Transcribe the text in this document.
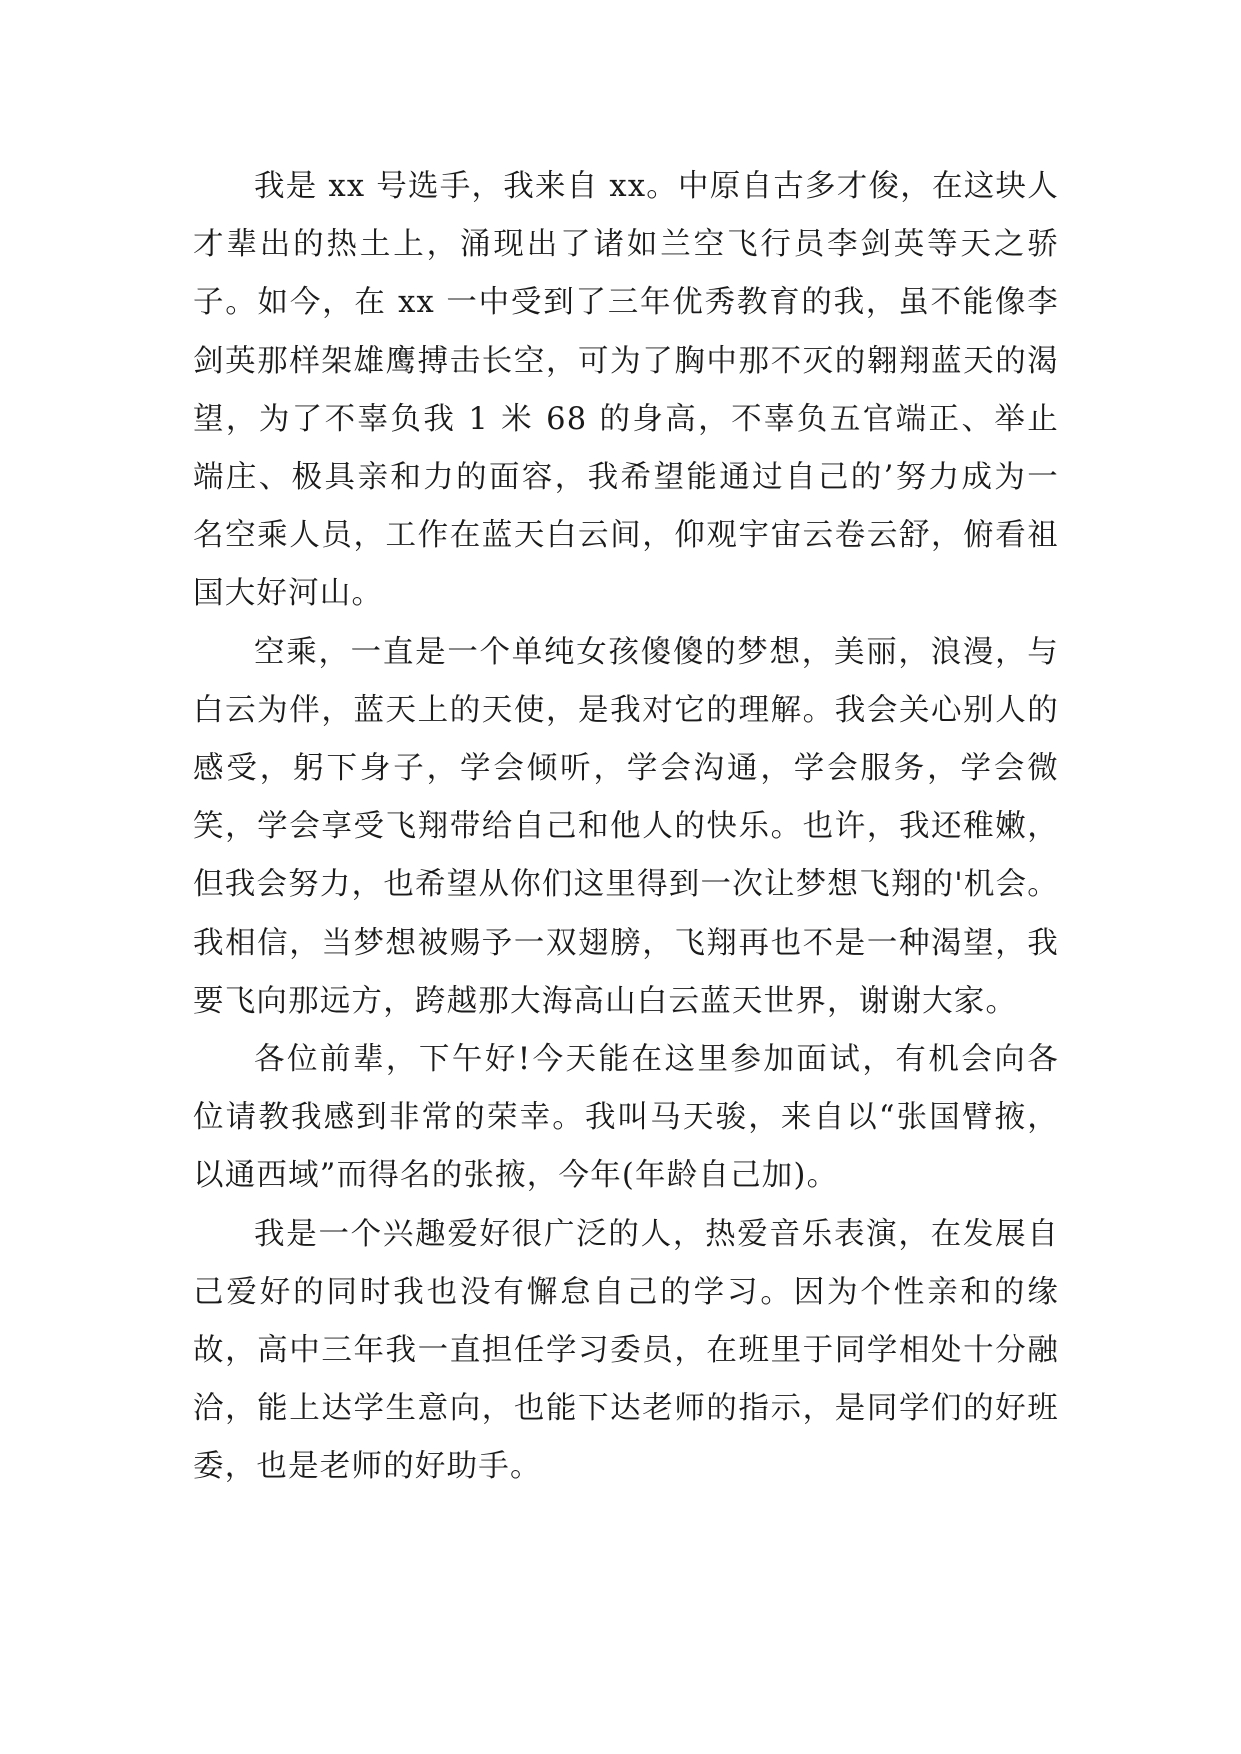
我是 xx 号选手，我来自 xx。中原自古多才俊，在这块人才辈出的热土上，涌现出了诸如兰空飞行员李剑英等天之骄子。如今，在 xx 一中受到了三年优秀教育的我，虽不能像李剑英那样架雄鹰搏击长空，可为了胸中那不灭的翱翔蓝天的渴望，为了不辜负我 1 米 68 的身高，不辜负五官端正、举止端庄、极具亲和力的面容，我希望能通过自己的’努力成为一名空乘人员，工作在蓝天白云间，仰观宇宙云卷云舒，俯看祖国大好河山。

空乘，一直是一个单纯女孩傻傻的梦想，美丽，浪漫，与白云为伴，蓝天上的天使，是我对它的理解。我会关心别人的感受，躬下身子，学会倾听，学会沟通，学会服务，学会微笑，学会享受飞翔带给自己和他人的快乐。也许，我还稚嫩，但我会努力，也希望从你们这里得到一次让梦想飞翔的'机会。我相信，当梦想被赐予一双翅膀，飞翔再也不是一种渴望，我要飞向那远方，跨越那大海高山白云蓝天世界，谢谢大家。

各位前辈，下午好!今天能在这里参加面试，有机会向各位请教我感到非常的荣幸。我叫马天骏，来自以“张国臂掖，以通西域”而得名的张掖，今年(年龄自己加)。

我是一个兴趣爱好很广泛的人，热爱音乐表演，在发展自己爱好的同时我也没有懈怠自己的学习。因为个性亲和的缘故，高中三年我一直担任学习委员，在班里于同学相处十分融洽，能上达学生意向，也能下达老师的指示，是同学们的好班委，也是老师的好助手。
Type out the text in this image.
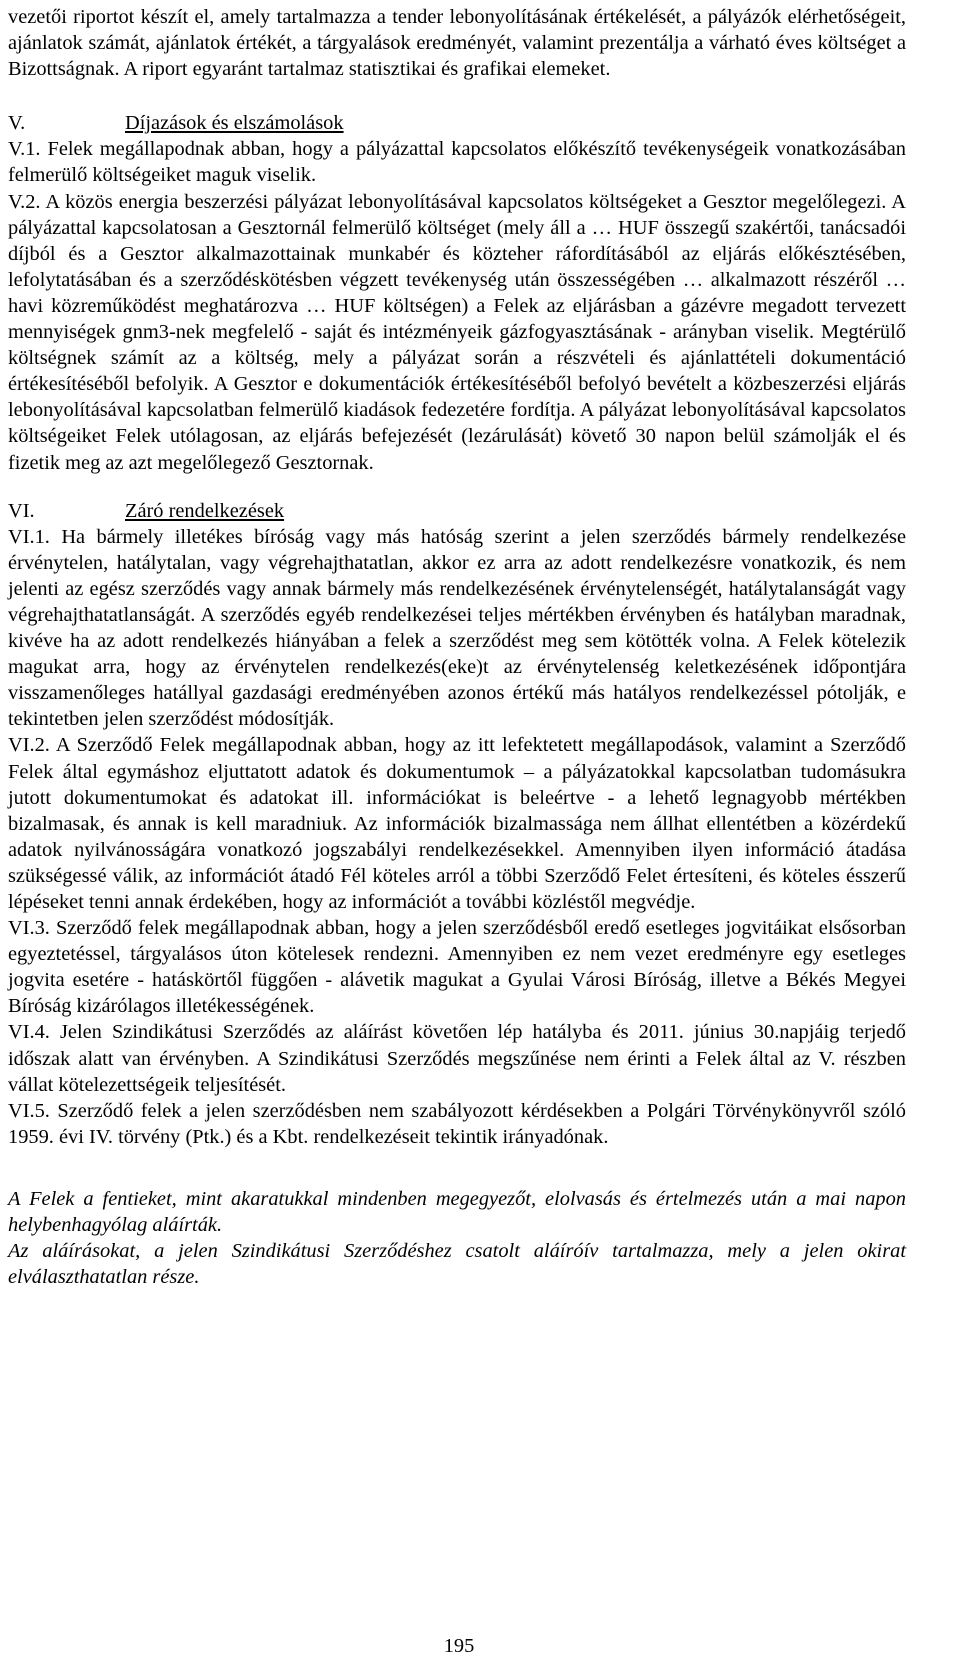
vezetői riportot készít el, amely tartalmazza a tender lebonyolításának értékelését, a pályázók elérhetőségeit, ajánlatok számát, ajánlatok értékét, a tárgyalások eredményét, valamint prezentálja a várható éves költséget a Bizottságnak. A riport egyaránt tartalmaz statisztikai és grafikai elemeket.

V.	Díjazások és elszámolások

V.1. Felek megállapodnak abban, hogy a pályázattal kapcsolatos előkészítő tevékenységeik vonatkozásában felmerülő költségeiket maguk viselik.

V.2. A közös energia beszerzési pályázat lebonyolításával kapcsolatos költségeket a Gesztor megelőlegezi. A pályázattal kapcsolatosan a Gesztornál felmerülő költséget (mely áll a … HUF összegű szakértői, tanácsadói díjból és a Gesztor alkalmazottainak munkabér és közteher ráfordításából az eljárás előkésztésében, lefolytatásában és a szerződéskötésben végzett tevékenység után összességében … alkalmazott részéről … havi közreműködést meghatározva … HUF költségen) a Felek az eljárásban a gázévre megadott tervezett mennyiségek gnm3-nek megfelelő - saját és intézményeik gázfogyasztásának - arányban viselik. Megtérülő költségnek számít az a költség, mely a pályázat során a részvételi és ajánlattételi dokumentáció értékesítéséből befolyik. A Gesztor e dokumentációk értékesítéséből befolyó bevételt a közbeszerzési eljárás lebonyolításával kapcsolatban felmerülő kiadások fedezetére fordítja. A pályázat lebonyolításával kapcsolatos költségeiket Felek utólagosan, az eljárás befejezését (lezárulását) követő 30 napon belül számolják el és fizetik meg az azt megelőlegező Gesztornak.

VI.	Záró rendelkezések

VI.1. Ha bármely illetékes bíróság vagy más hatóság szerint a jelen szerződés bármely rendelkezése érvénytelen, hatálytalan, vagy végrehajthatatlan, akkor ez arra az adott rendelkezésre vonatkozik, és nem jelenti az egész szerződés vagy annak bármely más rendelkezésének érvénytelenségét, hatálytalanságát vagy végrehajthatatlanságát. A szerződés egyéb rendelkezései teljes mértékben érvényben és hatályban maradnak, kivéve ha az adott rendelkezés hiányában a felek a szerződést meg sem kötötték volna. A Felek kötelezik magukat arra, hogy az érvénytelen rendelkezés(eke)t az érvénytelenség keletkezésének időpontjára visszamenőleges hatállyal gazdasági eredményében azonos értékű más hatályos rendelkezéssel pótolják, e tekintetben jelen szerződést módosítják.

VI.2. A Szerződő Felek megállapodnak abban, hogy az itt lefektetett megállapodások, valamint a Szerződő Felek által egymáshoz eljuttatott adatok és dokumentumok – a pályázatokkal kapcsolatban tudomásukra jutott dokumentumokat és adatokat ill. információkat is beleértve - a lehető legnagyobb mértékben bizalmasak, és annak is kell maradniuk. Az információk bizalmassága nem állhat ellentétben a közérdekű adatok nyilvánosságára vonatkozó jogszabályi rendelkezésekkel. Amennyiben ilyen információ átadása szükségessé válik, az információt átadó Fél köteles arról a többi Szerződő Felet értesíteni, és köteles ésszerű lépéseket tenni annak érdekében, hogy az információt a további közléstől megvédje.

VI.3. Szerződő felek megállapodnak abban, hogy a jelen szerződésből eredő esetleges jogvitáikat elsősorban egyeztetéssel, tárgyalásos úton kötelesek rendezni. Amennyiben ez nem vezet eredményre egy esetleges jogvita esetére - hatáskörtől függően - alávetik magukat a Gyulai Városi Bíróság, illetve a Békés Megyei Bíróság kizárólagos illetékességének.

VI.4. Jelen Szindikátusi Szerződés az aláírást követően lép hatályba és 2011. június 30.napjáig terjedő időszak alatt van érvényben. A Szindikátusi Szerződés megszűnése nem érinti a Felek által az V. részben vállat kötelezettségeik teljesítését.

VI.5. Szerződő felek a jelen szerződésben nem szabályozott kérdésekben a Polgári Törvénykönyvről szóló 1959. évi IV. törvény (Ptk.) és a Kbt. rendelkezéseit tekintik irányadónak.

A Felek a fentieket, mint akaratukkal mindenben megegyezőt, elolvasás és értelmezés után a mai napon helybenhagyólag aláírták.

Az aláírásokat, a jelen Szindikátusi Szerződéshez csatolt aláíróív tartalmazza, mely a jelen okirat elválaszthatatlan része.

195
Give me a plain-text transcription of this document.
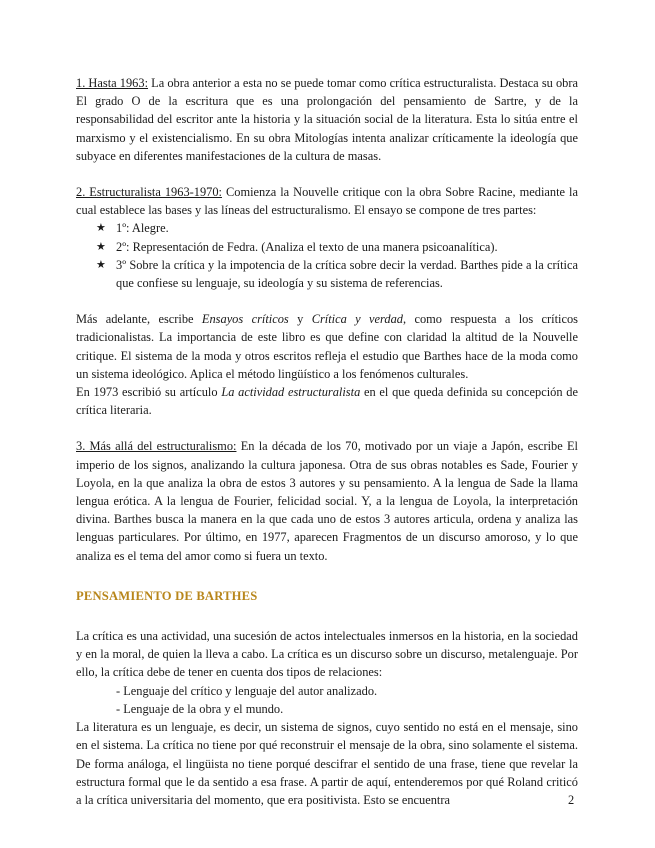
1. Hasta 1963: La obra anterior a esta no se puede tomar como crítica estructuralista. Destaca su obra El grado O de la escritura que es una prolongación del pensamiento de Sartre, y de la responsabilidad del escritor ante la historia y la situación social de la literatura. Esta lo sitúa entre el marxismo y el existencialismo. En su obra Mitologías intenta analizar críticamente la ideología que subyace en diferentes manifestaciones de la cultura de masas.

2. Estructuralista 1963-1970: Comienza la Nouvelle critique con la obra Sobre Racine, mediante la cual establece las bases y las líneas del estructuralismo. El ensayo se compone de tres partes:

★ 1º: Alegre.
★ 2º: Representación de Fedra. (Analiza el texto de una manera psicoanalítica).
★ 3º Sobre la crítica y la impotencia de la crítica sobre decir la verdad. Barthes pide a la crítica que confiese su lenguaje, su ideología y su sistema de referencias.

Más adelante, escribe Ensayos críticos y Crítica y verdad, como respuesta a los críticos tradicionalistas. La importancia de este libro es que define con claridad la altitud de la Nouvelle critique. El sistema de la moda y otros escritos refleja el estudio que Barthes hace de la moda como un sistema ideológico. Aplica el método lingüístico a los fenómenos culturales.

En 1973 escribió su artículo La actividad estructuralista en el que queda definida su concepción de crítica literaria.

3. Más allá del estructuralismo: En la década de los 70, motivado por un viaje a Japón, escribe El imperio de los signos, analizando la cultura japonesa. Otra de sus obras notables es Sade, Fourier y Loyola, en la que analiza la obra de estos 3 autores y su pensamiento. A la lengua de Sade la llama lengua erótica. A la lengua de Fourier, felicidad social. Y, a la lengua de Loyola, la interpretación divina. Barthes busca la manera en la que cada uno de estos 3 autores articula, ordena y analiza las lenguas particulares. Por último, en 1977, aparecen Fragmentos de un discurso amoroso, y lo que analiza es el tema del amor como si fuera un texto.

PENSAMIENTO DE BARTHES

La crítica es una actividad, una sucesión de actos intelectuales inmersos en la historia, en la sociedad y en la moral, de quien la lleva a cabo. La crítica es un discurso sobre un discurso, metalenguaje. Por ello, la crítica debe de tener en cuenta dos tipos de relaciones:

- Lenguaje del crítico y lenguaje del autor analizado.
- Lenguaje de la obra y el mundo.

La literatura es un lenguaje, es decir, un sistema de signos, cuyo sentido no está en el mensaje, sino en el sistema. La crítica no tiene por qué reconstruir el mensaje de la obra, sino solamente el sistema. De forma análoga, el lingüista no tiene porqué descifrar el sentido de una frase, tiene que revelar la estructura formal que le da sentido a esa frase. A partir de aquí, entenderemos por qué Roland criticó a la crítica universitaria del momento, que era positivista. Esto se encuentra	2
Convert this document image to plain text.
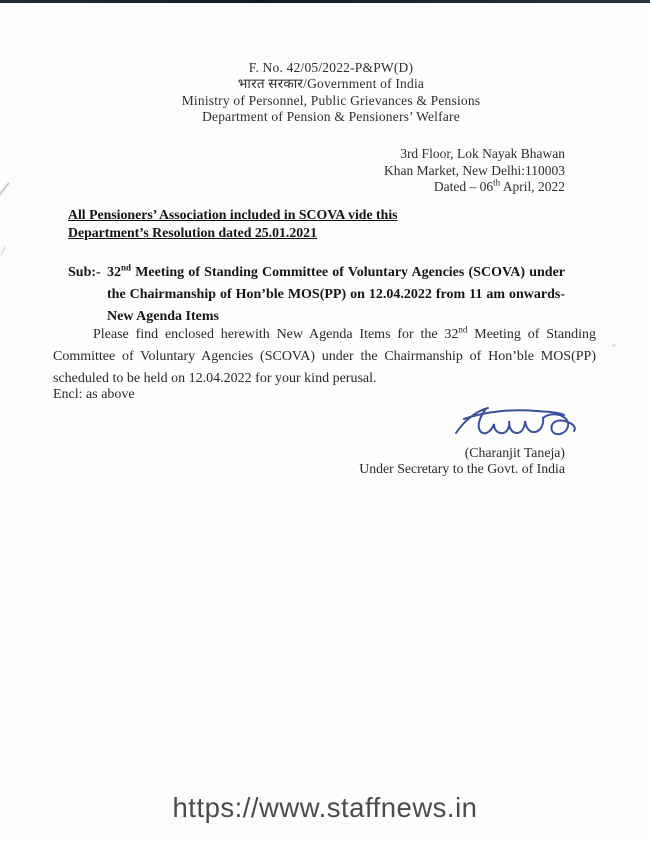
F. No. 42/05/2022-P&PW(D)
भारत सरकार/Government of India
Ministry of Personnel, Public Grievances & Pensions
Department of Pension & Pensioners’ Welfare
3rd Floor, Lok Nayak Bhawan
Khan Market, New Delhi:110003
Dated – 06th April, 2022
All Pensioners’ Association included in SCOVA vide this
Department’s Resolution dated 25.01.2021
Sub:- 32nd Meeting of Standing Committee of Voluntary Agencies (SCOVA) under the Chairmanship of Hon’ble MOS(PP) on 12.04.2022 from 11 am onwards-New Agenda Items

Please find enclosed herewith New Agenda Items for the 32nd Meeting of Standing Committee of Voluntary Agencies (SCOVA) under the Chairmanship of Hon’ble MOS(PP) scheduled to be held on 12.04.2022 for your kind perusal.

Encl: as above
(Charanjit Taneja)
Under Secretary to the Govt. of India
https://www.staffnews.in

• [Instructions for the task] Retype only the lines from the one with "Convert this document image to plain text." through the final line of the entries, please, and keep the pictures out.

• [Finished answer]
Convert this document image to plain text.
F. No. 42/05/2022-P&PW(D)
भारत सरकार/Government of India
Ministry of Personnel, Public Grievances & Pensions
Department of Pension & Pensioners’ Welfare
3rd Floor, Lok Nayak Bhawan
Khan Market, New Delhi:110003
Dated – 06th April, 2022
All Pensioners’ Association included in SCOVA vide this
Department’s Resolution dated 25.01.2021
Sub:- 32nd Meeting of Standing Committee of Voluntary Agencies (SCOVA) under the Chairmanship of Hon’ble MOS(PP) on 12.04.2022 from 11 am onwards-New Agenda Items

Please find enclosed herewith New Agenda Items for the 32nd Meeting of Standing Committee of Voluntary Agencies (SCOVA) under the Chairmanship of Hon’ble MOS(PP) scheduled to be held on 12.04.2022 for your kind perusal.

Encl: as above
(Charanjit Taneja)
Under Secretary to the Govt. of India
https://www.staffnews.in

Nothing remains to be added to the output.